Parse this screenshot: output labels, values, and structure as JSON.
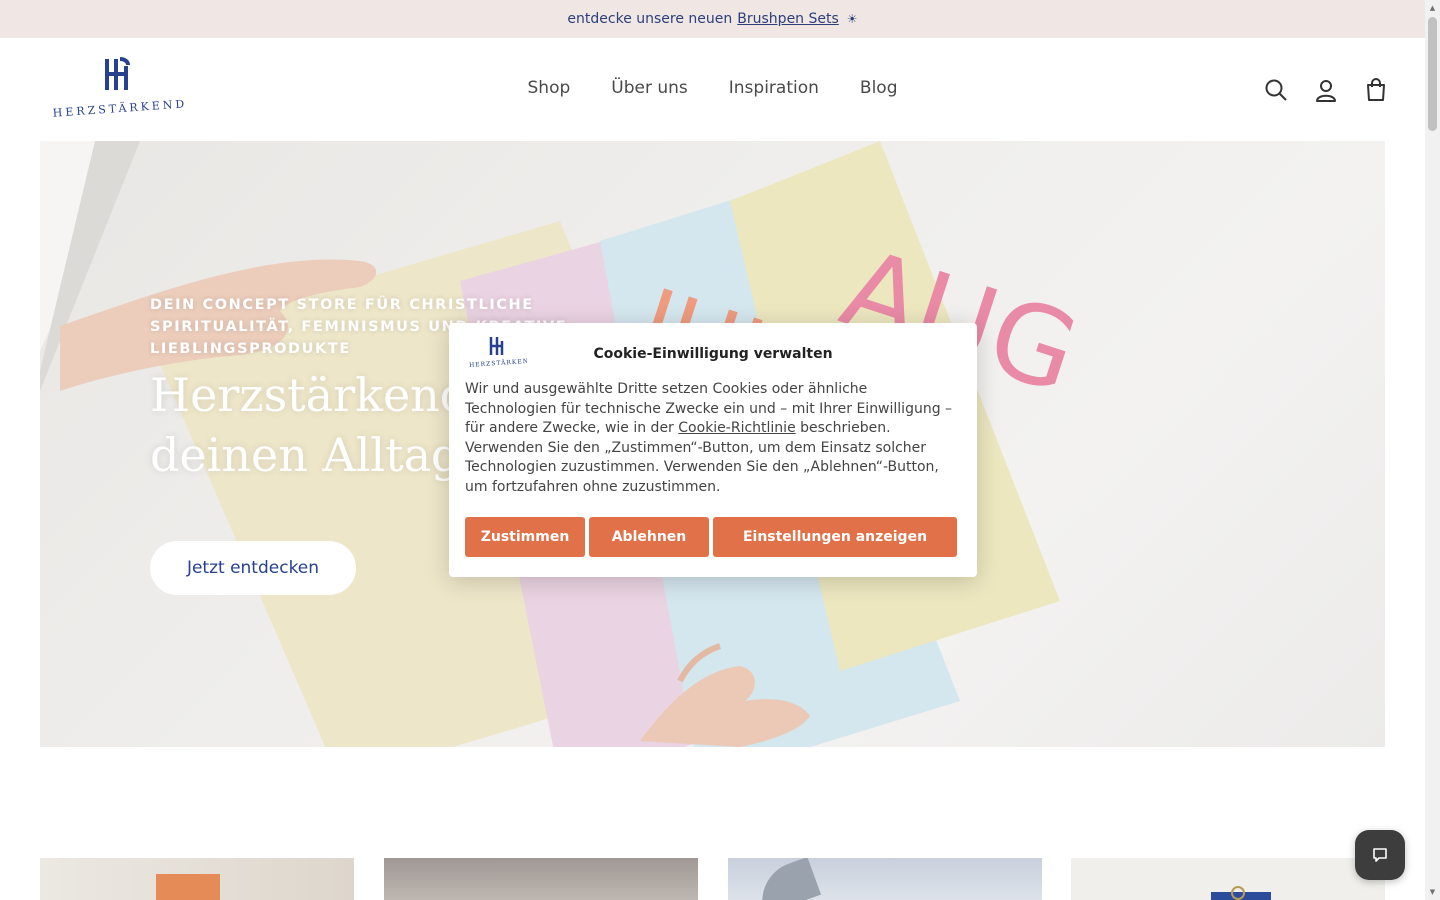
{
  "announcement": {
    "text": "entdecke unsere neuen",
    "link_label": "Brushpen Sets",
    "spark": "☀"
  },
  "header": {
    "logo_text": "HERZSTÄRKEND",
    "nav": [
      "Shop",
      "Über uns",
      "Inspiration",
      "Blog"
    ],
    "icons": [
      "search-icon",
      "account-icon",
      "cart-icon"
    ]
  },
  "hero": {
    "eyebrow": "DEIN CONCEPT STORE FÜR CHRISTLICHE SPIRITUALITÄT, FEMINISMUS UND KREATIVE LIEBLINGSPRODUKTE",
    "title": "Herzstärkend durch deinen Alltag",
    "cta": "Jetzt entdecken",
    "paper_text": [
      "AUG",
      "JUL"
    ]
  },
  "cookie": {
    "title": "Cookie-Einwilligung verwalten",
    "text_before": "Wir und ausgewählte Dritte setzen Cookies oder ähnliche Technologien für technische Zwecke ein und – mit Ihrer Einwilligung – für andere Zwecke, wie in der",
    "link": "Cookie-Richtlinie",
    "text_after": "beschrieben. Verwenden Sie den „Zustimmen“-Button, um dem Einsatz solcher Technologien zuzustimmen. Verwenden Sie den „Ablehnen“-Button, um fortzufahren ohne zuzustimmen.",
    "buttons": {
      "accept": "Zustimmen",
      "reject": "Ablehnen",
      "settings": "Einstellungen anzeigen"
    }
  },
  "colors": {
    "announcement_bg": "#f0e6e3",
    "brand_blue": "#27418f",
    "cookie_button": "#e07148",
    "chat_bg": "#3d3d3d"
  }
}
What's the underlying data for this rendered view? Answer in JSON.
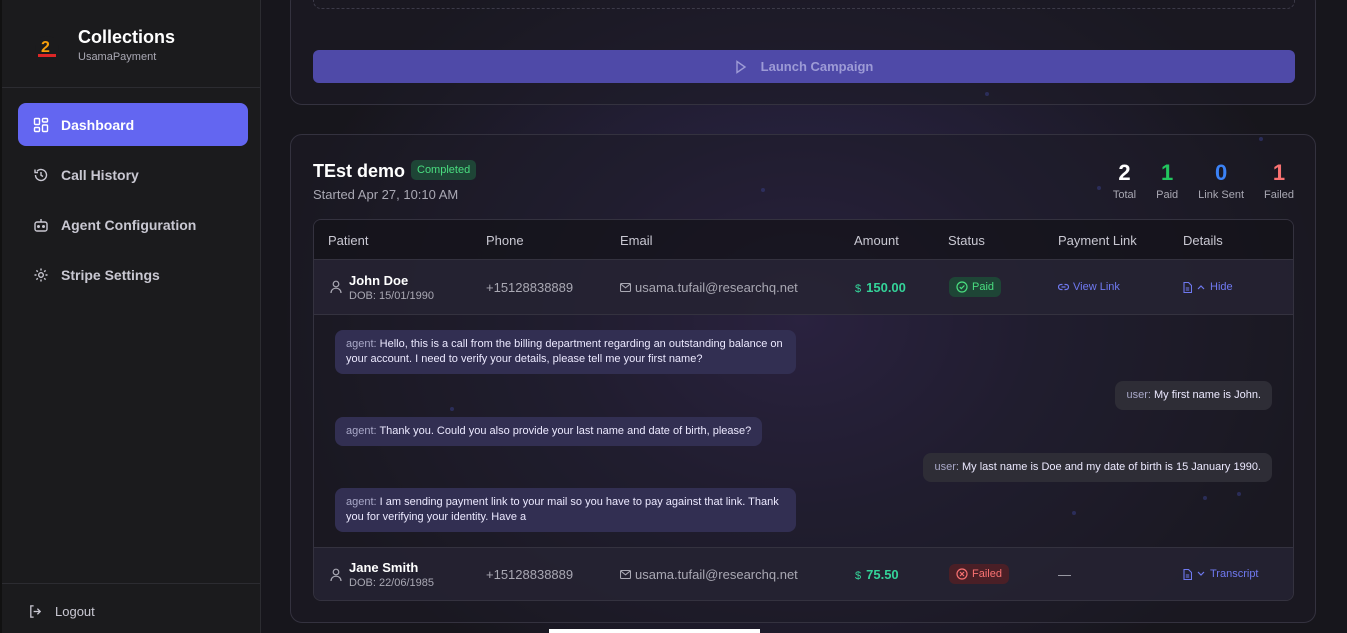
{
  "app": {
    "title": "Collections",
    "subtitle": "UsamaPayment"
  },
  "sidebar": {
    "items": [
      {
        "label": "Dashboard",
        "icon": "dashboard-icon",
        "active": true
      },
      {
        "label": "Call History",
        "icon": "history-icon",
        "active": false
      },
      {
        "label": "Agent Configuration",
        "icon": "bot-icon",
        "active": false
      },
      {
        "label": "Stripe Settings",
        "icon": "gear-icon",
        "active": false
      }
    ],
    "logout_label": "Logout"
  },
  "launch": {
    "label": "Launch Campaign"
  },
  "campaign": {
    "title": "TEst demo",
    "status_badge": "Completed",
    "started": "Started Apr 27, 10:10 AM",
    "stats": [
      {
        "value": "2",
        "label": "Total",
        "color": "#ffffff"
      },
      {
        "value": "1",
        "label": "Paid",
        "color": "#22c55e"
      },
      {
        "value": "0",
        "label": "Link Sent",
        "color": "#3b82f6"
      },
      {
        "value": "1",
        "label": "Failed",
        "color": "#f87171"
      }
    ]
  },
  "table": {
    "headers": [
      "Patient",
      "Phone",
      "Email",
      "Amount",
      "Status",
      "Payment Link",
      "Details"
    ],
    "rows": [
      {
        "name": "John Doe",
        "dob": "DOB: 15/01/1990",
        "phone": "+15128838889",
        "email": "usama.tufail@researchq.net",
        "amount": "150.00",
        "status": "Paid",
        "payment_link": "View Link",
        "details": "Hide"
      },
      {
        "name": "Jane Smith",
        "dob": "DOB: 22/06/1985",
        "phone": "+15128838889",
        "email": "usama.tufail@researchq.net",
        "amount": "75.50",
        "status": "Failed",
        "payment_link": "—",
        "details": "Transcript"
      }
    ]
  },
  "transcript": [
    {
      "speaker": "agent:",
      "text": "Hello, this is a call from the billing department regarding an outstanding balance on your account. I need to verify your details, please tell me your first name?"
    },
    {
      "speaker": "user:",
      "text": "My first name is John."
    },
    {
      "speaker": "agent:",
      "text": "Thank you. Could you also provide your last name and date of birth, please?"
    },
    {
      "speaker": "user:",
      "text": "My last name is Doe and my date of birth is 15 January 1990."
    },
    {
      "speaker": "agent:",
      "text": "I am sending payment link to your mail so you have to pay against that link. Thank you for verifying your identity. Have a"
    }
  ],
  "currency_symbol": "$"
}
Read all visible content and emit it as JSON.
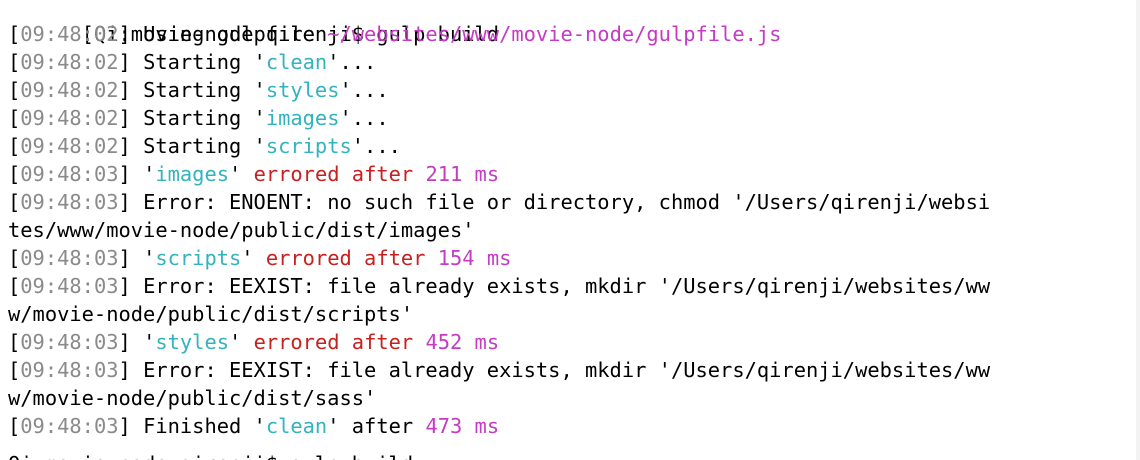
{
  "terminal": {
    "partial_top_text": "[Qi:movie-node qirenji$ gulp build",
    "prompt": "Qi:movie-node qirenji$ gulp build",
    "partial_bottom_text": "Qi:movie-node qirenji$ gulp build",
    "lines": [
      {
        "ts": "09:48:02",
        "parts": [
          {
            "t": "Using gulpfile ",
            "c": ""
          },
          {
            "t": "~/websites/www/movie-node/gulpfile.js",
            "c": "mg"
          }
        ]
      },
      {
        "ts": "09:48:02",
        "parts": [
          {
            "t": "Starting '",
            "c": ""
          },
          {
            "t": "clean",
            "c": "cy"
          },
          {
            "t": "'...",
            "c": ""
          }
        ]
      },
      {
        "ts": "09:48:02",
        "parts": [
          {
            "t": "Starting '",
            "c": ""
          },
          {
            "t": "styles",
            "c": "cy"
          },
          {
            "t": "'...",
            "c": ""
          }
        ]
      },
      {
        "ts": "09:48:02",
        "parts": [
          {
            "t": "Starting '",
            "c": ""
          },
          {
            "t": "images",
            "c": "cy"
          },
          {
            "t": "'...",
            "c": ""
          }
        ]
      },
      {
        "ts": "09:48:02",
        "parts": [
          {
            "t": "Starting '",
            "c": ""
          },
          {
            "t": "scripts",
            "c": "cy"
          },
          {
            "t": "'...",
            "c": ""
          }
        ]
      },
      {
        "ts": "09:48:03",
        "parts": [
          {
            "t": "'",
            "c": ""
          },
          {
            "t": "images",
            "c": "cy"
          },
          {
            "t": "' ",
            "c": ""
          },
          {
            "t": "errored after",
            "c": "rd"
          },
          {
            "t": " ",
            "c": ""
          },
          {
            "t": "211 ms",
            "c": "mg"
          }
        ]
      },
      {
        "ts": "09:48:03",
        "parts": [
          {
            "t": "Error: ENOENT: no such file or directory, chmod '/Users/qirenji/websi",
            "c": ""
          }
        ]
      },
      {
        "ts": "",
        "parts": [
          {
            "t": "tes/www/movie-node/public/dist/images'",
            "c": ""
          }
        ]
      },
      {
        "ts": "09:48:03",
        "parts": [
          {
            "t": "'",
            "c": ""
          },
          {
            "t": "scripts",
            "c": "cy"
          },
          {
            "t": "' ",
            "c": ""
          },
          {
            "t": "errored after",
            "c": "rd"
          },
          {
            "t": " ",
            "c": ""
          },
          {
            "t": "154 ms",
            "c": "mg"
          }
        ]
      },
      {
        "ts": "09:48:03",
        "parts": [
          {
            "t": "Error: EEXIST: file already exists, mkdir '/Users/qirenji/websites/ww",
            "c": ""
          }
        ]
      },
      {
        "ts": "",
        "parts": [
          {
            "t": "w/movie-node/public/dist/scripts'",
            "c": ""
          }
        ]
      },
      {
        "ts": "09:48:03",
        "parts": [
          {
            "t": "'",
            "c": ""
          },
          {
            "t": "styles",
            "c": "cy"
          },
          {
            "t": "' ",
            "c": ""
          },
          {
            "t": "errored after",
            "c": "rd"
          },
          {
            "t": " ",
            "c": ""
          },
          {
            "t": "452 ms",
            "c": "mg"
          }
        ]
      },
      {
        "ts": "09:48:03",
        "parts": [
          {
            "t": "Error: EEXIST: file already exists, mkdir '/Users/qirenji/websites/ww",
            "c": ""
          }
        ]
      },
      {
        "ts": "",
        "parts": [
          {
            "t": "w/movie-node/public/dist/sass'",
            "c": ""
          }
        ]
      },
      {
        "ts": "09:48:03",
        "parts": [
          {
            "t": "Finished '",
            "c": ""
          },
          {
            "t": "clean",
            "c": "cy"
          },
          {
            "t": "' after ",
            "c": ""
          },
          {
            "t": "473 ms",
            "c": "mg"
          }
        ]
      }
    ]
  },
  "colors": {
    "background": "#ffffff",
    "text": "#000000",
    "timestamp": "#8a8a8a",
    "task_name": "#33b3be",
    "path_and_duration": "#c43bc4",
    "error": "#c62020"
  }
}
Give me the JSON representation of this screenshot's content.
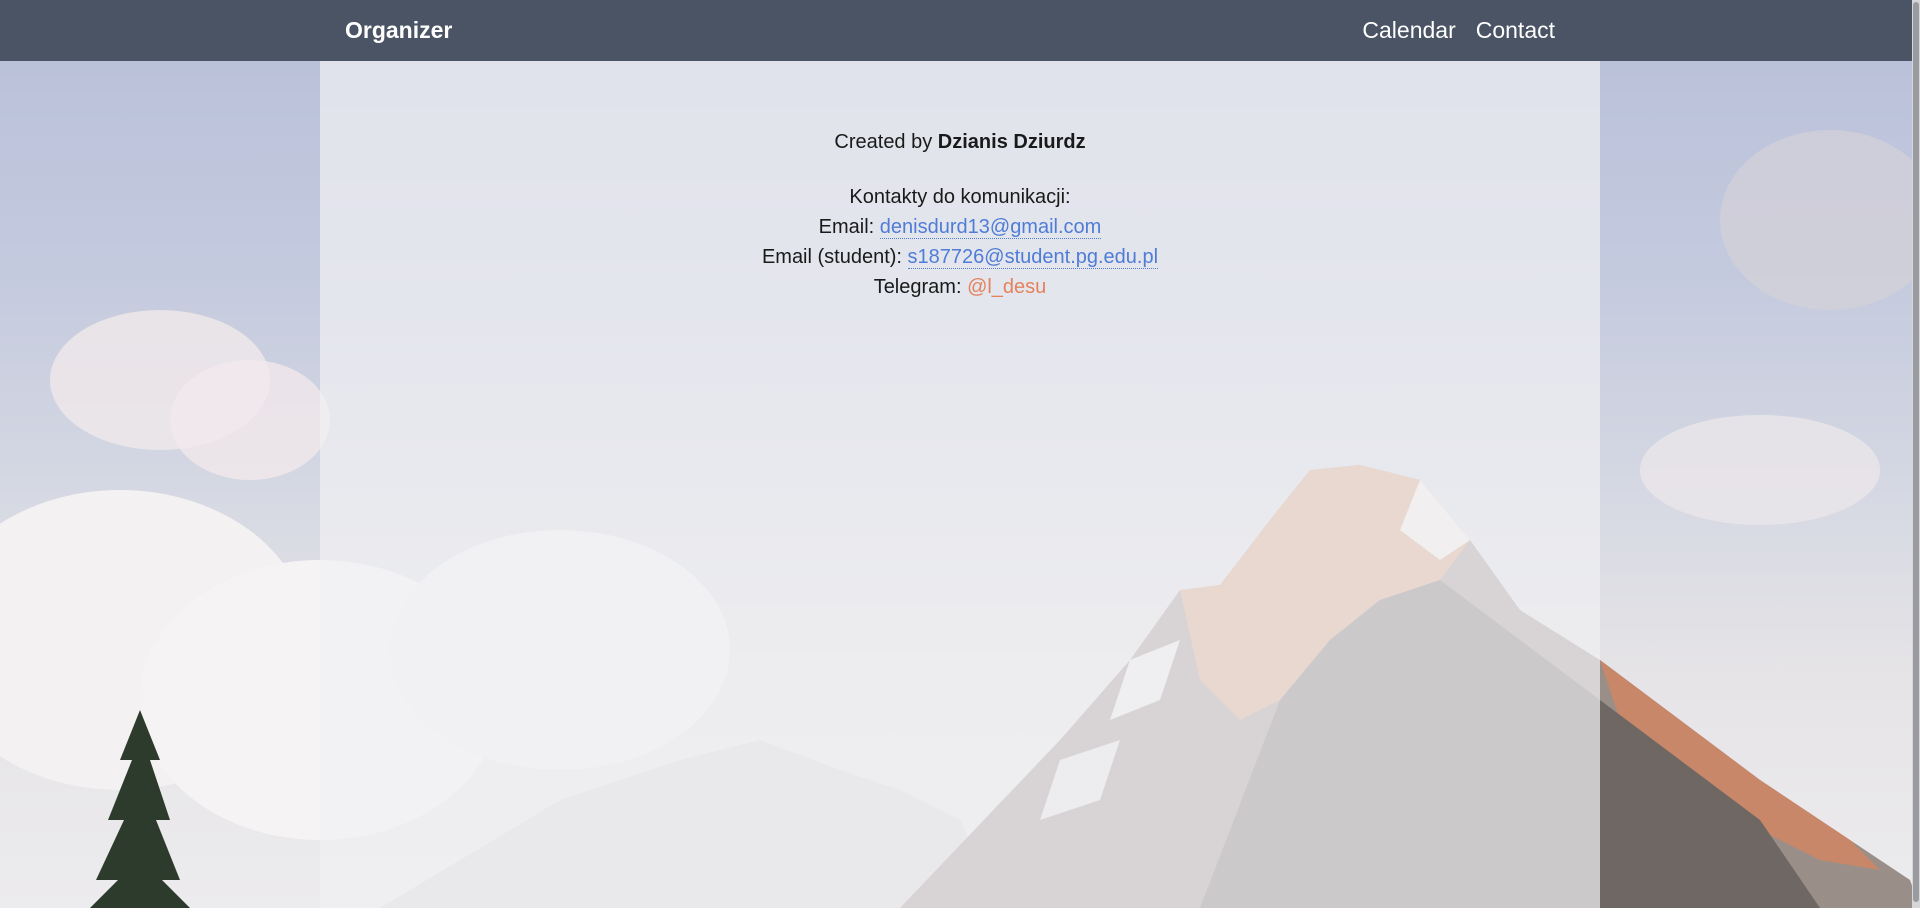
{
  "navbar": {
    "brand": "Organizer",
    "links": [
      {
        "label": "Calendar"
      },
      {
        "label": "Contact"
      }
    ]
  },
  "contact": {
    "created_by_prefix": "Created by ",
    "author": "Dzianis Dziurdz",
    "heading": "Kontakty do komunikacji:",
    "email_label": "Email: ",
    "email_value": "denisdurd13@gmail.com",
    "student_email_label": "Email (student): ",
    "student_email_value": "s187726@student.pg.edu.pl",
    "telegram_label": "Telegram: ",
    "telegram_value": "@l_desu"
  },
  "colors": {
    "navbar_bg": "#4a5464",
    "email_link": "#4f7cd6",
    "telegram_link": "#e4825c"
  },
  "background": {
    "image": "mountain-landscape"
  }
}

- **Instruction**
Filter the records above and return every line that holds the word "first".

- **Right answer**
      "text": "Hello, this is a call from the billing department regarding an outstanding balance on your account. I need to verify your details, please tell me your first name?"
      "text": "My first name is John."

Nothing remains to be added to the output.